─── TEXT

# Haven't been to the park in awhile.. and we found rocks! *Heavy*



## kady05 (Jul 29, 2011)

It's been awhile since we've gone to the park, but it was around 60 today, so off we went! I went a little overboard with pictures..

I'll start with the individuals. I found some random rocks, so of course I posed the dogs on them LOL.









































































I really have no idea why they all stayed here.. I just told them to wait. I still can't believe I got this shot!










And some action shots!










..more..


----------



## kady05 (Jul 29, 2011)

..keep going..


----------



## kady05 (Jul 29, 2011)

Wilson's RAWR face..





































Kudos if you made it to the end! I didn't even post them all, didn't want to crash your computers!


----------



## Donna Little (May 31, 2011)

Great looking photos! Well, I guess it would be hard to get bad shots of such gorgeous dogs...:smile:


----------



## kady05 (Jul 29, 2011)

Donna Little said:


> Great looking photos! Well, I guess it would be hard to get bad shots of such gorgeous dogs...:smile:


Thanks! Oh I do get some bad ones, y'all just don't see those


----------



## Sprocket (Oct 4, 2011)

They are all so beautiful! I really love Wilson's "rawr" face  and Piper is just so pretty!


----------



## CoverTune (Dec 20, 2011)

Gorgeous photos, and gorgeous dogs! Love that shot of the three of them on the rocks!


----------



## Kat (Jul 12, 2011)

LOVE the photos. The one of the three of them on the rocks is my absolute favorite


----------



## funshine (Jan 21, 2010)

Three dogs "on the rocks" looks like a great calendar shot :wink:
Awesome pics all :smile:


----------



## kady05 (Jul 29, 2011)

Sprocket said:


> They are all so beautiful! I really love Wilson's "rawr" face  and Piper is just so pretty!


Thanks  I laughed when I uploaded that picture.. I have no clue why he was doing that, he obviously was annoyed with one of them!



CoverTune said:


> Gorgeous photos, and gorgeous dogs! Love that shot of the three of them on the rocks!


Thanks  It's my new favorite of them!



Kat said:


> LOVE the photos. The one of the three of them on the rocks is my absolute favorite


Thank you  



funshine said:


> Three dogs "on the rocks" looks like a great calendar shot :wink:
> Awesome pics all :smile:


Ha, maybe! Thank you!


----------



## hmbutler (Aug 4, 2011)

funshine said:


> Three dogs "on the rocks" looks like a great calendar shot :wink:
> Awesome pics all :smile:


thats true, are entries still open for Multiple Dogs in february? Quick get it in now before it closes!! lol


----------



## kady05 (Jul 29, 2011)

hmbutler said:


> thats true, are entries still open for Multiple Dogs in february? Quick get it in now before it closes!! lol


Oh jeez, I haven't checked that thread in awhile! I'll go look now.

──────
─── STORED RECORDS

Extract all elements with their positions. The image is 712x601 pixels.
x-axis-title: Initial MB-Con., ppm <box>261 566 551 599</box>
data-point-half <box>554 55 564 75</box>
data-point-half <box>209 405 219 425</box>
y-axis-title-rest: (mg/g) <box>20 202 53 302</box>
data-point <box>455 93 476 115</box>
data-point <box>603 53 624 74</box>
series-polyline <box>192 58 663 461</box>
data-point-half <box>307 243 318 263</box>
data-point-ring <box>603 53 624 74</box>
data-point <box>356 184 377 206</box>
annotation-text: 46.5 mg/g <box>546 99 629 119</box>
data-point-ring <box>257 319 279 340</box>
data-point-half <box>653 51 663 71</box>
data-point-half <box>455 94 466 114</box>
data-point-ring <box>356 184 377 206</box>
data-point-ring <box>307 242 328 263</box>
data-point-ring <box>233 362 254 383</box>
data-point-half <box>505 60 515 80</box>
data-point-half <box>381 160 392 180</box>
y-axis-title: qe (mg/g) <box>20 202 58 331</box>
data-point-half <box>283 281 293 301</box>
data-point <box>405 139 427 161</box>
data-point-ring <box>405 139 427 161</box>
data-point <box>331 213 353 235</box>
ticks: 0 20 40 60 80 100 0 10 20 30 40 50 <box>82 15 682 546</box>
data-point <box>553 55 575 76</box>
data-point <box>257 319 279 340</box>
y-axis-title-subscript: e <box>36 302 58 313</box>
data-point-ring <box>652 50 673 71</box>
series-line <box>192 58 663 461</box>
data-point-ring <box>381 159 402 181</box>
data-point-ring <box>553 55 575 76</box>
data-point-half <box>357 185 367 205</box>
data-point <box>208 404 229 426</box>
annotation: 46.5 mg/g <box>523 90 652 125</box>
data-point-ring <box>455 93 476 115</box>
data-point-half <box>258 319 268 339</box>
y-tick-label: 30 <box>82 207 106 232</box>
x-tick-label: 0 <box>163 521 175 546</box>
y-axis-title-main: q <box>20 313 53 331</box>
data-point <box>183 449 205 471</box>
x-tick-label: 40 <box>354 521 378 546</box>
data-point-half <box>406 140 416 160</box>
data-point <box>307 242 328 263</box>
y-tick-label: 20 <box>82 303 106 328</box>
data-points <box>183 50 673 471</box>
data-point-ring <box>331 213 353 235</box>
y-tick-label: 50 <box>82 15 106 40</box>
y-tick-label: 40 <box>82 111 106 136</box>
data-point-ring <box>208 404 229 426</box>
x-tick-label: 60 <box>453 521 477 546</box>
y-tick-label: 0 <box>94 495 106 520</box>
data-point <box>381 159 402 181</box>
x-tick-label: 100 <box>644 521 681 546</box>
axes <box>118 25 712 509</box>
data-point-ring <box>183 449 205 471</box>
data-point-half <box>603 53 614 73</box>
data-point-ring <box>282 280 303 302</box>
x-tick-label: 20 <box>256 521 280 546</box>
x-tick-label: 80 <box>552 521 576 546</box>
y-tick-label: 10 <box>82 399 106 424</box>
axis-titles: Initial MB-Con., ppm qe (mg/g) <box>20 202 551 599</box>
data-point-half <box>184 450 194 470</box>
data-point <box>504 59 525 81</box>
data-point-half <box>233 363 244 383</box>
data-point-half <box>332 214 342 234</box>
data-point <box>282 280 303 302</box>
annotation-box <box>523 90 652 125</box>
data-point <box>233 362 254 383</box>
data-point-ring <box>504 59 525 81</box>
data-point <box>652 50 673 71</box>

──────

## EXERCISES TO COMPLETE:
a: In the thread about the dogs at the park, what was the temperature on the day of the outing?
b: Pick up the thread about the dogs at the park after its final post and continue it.

## OUTPUTS FOR THE TASKS:
a: It was around 60.

b:
----------



## Janet At Nutro (Mar 11, 2011)

The pictures are great! The one of the three of them on the rocks is outstanding.
Even your avatar picture would make a great entry for the calendar!


----------



## hmbutler (Aug 4, 2011)

Janet At Nutro said:


> Even your avatar picture would make a great entry for the calendar!


Oooh you're so right!! I can't decide which I would like in the calendar more... lol. The dogs are easier to see in the avatar pic (less distracting background), but they're so cute posing on the rocks! haha


----------



## kady05 (Jul 29, 2011)

Janet At Nutro said:


> The pictures are great! The one of the three of them on the rocks is outstanding.
> Even your avatar picture would make a great entry for the calendar!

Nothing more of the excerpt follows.